**Exercise directions**
Using the records provided below, locate and copy each line that contains the word "sort".
■ ■ ■ ■
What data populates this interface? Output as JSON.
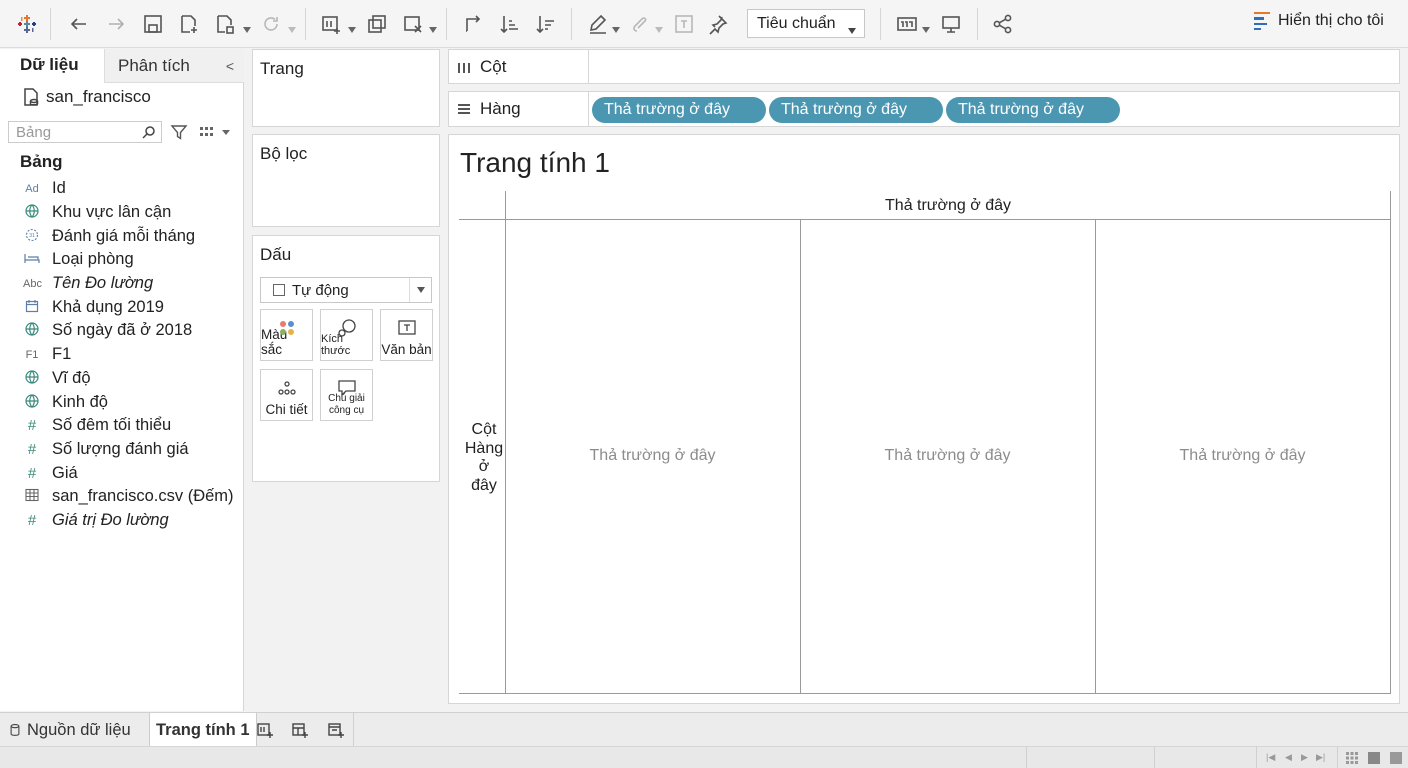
{
  "toolbar": {
    "icons": [
      "tableau-logo-icon",
      "undo-icon",
      "redo-icon",
      "save-icon",
      "new-datasource-icon",
      "pause-updates-icon",
      "refresh-icon",
      "new-worksheet-icon",
      "duplicate-icon",
      "clear-sheet-icon",
      "swap-icon",
      "sort-ascending-icon",
      "sort-descending-icon",
      "highlight-icon",
      "group-icon",
      "labels-icon",
      "pin-icon",
      "fit-icon",
      "presentation-icon",
      "share-icon"
    ],
    "fit_selector": "Tiêu chuẩn",
    "show_me": "Hiển thị cho tôi"
  },
  "data_pane": {
    "tab_data": "Dữ liệu",
    "tab_analysis": "Phân tích",
    "datasource": "san_francisco",
    "search_placeholder": "Bảng",
    "section": "Bảng",
    "fields": [
      {
        "icon": "Ad",
        "icon_name": "string-type-icon",
        "name": "Id"
      },
      {
        "icon": "globe",
        "icon_name": "geo-icon",
        "name": "Khu vực lân cận"
      },
      {
        "icon": "date",
        "icon_name": "date-type-icon",
        "name": "Đánh giá mỗi tháng"
      },
      {
        "icon": "bed",
        "icon_name": "room-type-icon",
        "name": "Loại phòng"
      },
      {
        "icon": "Abc",
        "icon_name": "measure-names-icon",
        "name": "Tên Đo lường"
      },
      {
        "icon": "cal",
        "icon_name": "calendar-icon",
        "name": "Khả dụng 2019"
      },
      {
        "icon": "globe",
        "icon_name": "geo-icon",
        "name": "Số ngày đã ở 2018"
      },
      {
        "icon": "F1",
        "icon_name": "string-type-icon",
        "name": "F1"
      },
      {
        "icon": "globe",
        "icon_name": "latitude-icon",
        "name": "Vĩ độ"
      },
      {
        "icon": "globe",
        "icon_name": "longitude-icon",
        "name": "Kinh độ"
      },
      {
        "icon": "#",
        "icon_name": "number-type-icon",
        "name": "Số đêm tối thiểu"
      },
      {
        "icon": "#",
        "icon_name": "number-type-icon",
        "name": "Số lượng đánh giá"
      },
      {
        "icon": "#",
        "icon_name": "number-type-icon",
        "name": "Giá"
      },
      {
        "icon": "tbl",
        "icon_name": "table-count-icon",
        "name": "san_francisco.csv (Đếm)"
      },
      {
        "icon": "#",
        "icon_name": "number-type-icon",
        "name": "Giá trị Đo lường"
      }
    ]
  },
  "shelves": {
    "pages": "Trang",
    "filters": "Bộ lọc",
    "marks": "Dấu",
    "mark_type": "Tự động",
    "mark_buttons": [
      "Màu sắc",
      "Kích thước",
      "Văn bản",
      "Chi tiết",
      "Chú giải công cụ"
    ],
    "columns": "Cột",
    "rows": "Hàng",
    "row_pills": [
      "Thả trường ở đây",
      "Thả trường ở đây",
      "Thả trường ở đây"
    ]
  },
  "view": {
    "title": "Trang tính 1",
    "column_header": "Thả trường ở đây",
    "row_header": [
      "Cột",
      "Hàng",
      "ở",
      "đây"
    ],
    "drop_zones": [
      "Thả trường ở đây",
      "Thả trường ở đây",
      "Thả trường ở đây"
    ]
  },
  "sheet_tabs": {
    "datasource": "Nguồn dữ liệu",
    "active": "Trang tính 1"
  }
}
■ ■ ■ ■
**Reply**
      "sort-ascending-icon",
      "sort-descending-icon",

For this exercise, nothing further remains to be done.